begin

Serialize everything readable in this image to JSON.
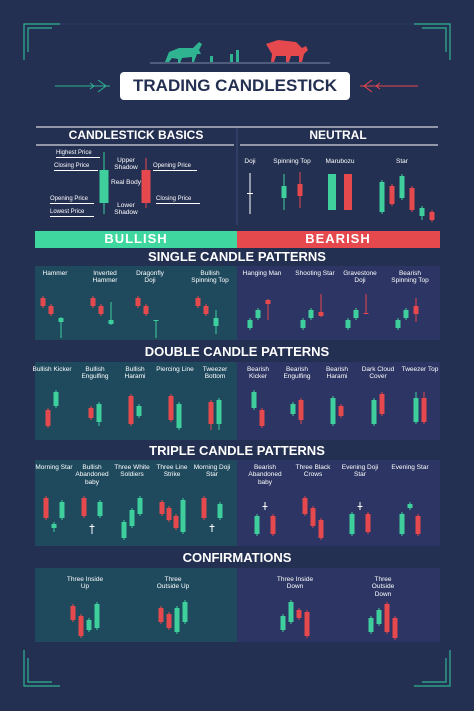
{
  "header": {
    "title": "TRADING CANDLESTICK"
  },
  "basics": {
    "title": "CANDLESTICK BASICS",
    "labels": [
      "Highest Price",
      "Closing Price",
      "Opening Price",
      "Lowest Price",
      "Upper Shadow",
      "Real Body",
      "Lower Shadow",
      "Opening Price",
      "Closing Price"
    ]
  },
  "neutral": {
    "title": "NEUTRAL",
    "patterns": [
      "Doji",
      "Spinning Top",
      "Marubozu",
      "Star"
    ]
  },
  "sides": {
    "bullish": "BULLISH",
    "bearish": "BEARISH"
  },
  "sections": [
    {
      "title": "SINGLE CANDLE PATTERNS",
      "bullish": [
        "Hammer",
        "Inverted Hammer",
        "Dragonfly Doji",
        "Bullish Spinning Top"
      ],
      "bearish": [
        "Hanging Man",
        "Shooting Star",
        "Gravestone Doji",
        "Bearish Spinning Top"
      ]
    },
    {
      "title": "DOUBLE CANDLE PATTERNS",
      "bullish": [
        "Bullish Kicker",
        "Bullish Engulfing",
        "Bullish Harami",
        "Piercing Line",
        "Tweezer Bottom"
      ],
      "bearish": [
        "Bearish Kicker",
        "Bearish Engulfing",
        "Bearish Harami",
        "Dark Cloud Cover",
        "Tweezer Top"
      ]
    },
    {
      "title": "TRIPLE CANDLE PATTERNS",
      "bullish": [
        "Morning Star",
        "Bullish Abandoned baby",
        "Three White Soldiers",
        "Three Line Strike",
        "Morning Doji Star"
      ],
      "bearish": [
        "Bearish Abandoned baby",
        "Three Black Crows",
        "Evening Doji Star",
        "Evening Star"
      ]
    },
    {
      "title": "CONFIRMATIONS",
      "bullish": [
        "Three Inside Up",
        "Three Outside Up"
      ],
      "bearish": [
        "Three Inside Down",
        "Three Outside Down"
      ]
    }
  ]
}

end

Task statement: Transcribe all the lines above exactly, apart from the pictures.

Solution to this exercise:
Serialize everything readable in this image to JSON.
{
  "header": {
    "title": "TRADING CANDLESTICK"
  },
  "basics": {
    "title": "CANDLESTICK BASICS",
    "labels": [
      "Highest Price",
      "Closing Price",
      "Opening Price",
      "Lowest Price",
      "Upper Shadow",
      "Real Body",
      "Lower Shadow",
      "Opening Price",
      "Closing Price"
    ]
  },
  "neutral": {
    "title": "NEUTRAL",
    "patterns": [
      "Doji",
      "Spinning Top",
      "Marubozu",
      "Star"
    ]
  },
  "sides": {
    "bullish": "BULLISH",
    "bearish": "BEARISH"
  },
  "sections": [
    {
      "title": "SINGLE CANDLE PATTERNS",
      "bullish": [
        "Hammer",
        "Inverted Hammer",
        "Dragonfly Doji",
        "Bullish Spinning Top"
      ],
      "bearish": [
        "Hanging Man",
        "Shooting Star",
        "Gravestone Doji",
        "Bearish Spinning Top"
      ]
    },
    {
      "title": "DOUBLE CANDLE PATTERNS",
      "bullish": [
        "Bullish Kicker",
        "Bullish Engulfing",
        "Bullish Harami",
        "Piercing Line",
        "Tweezer Bottom"
      ],
      "bearish": [
        "Bearish Kicker",
        "Bearish Engulfing",
        "Bearish Harami",
        "Dark Cloud Cover",
        "Tweezer Top"
      ]
    },
    {
      "title": "TRIPLE CANDLE PATTERNS",
      "bullish": [
        "Morning Star",
        "Bullish Abandoned baby",
        "Three White Soldiers",
        "Three Line Strike",
        "Morning Doji Star"
      ],
      "bearish": [
        "Bearish Abandoned baby",
        "Three Black Crows",
        "Evening Doji Star",
        "Evening Star"
      ]
    },
    {
      "title": "CONFIRMATIONS",
      "bullish": [
        "Three Inside Up",
        "Three Outside Up"
      ],
      "bearish": [
        "Three Inside Down",
        "Three Outside Down"
      ]
    }
  ]
}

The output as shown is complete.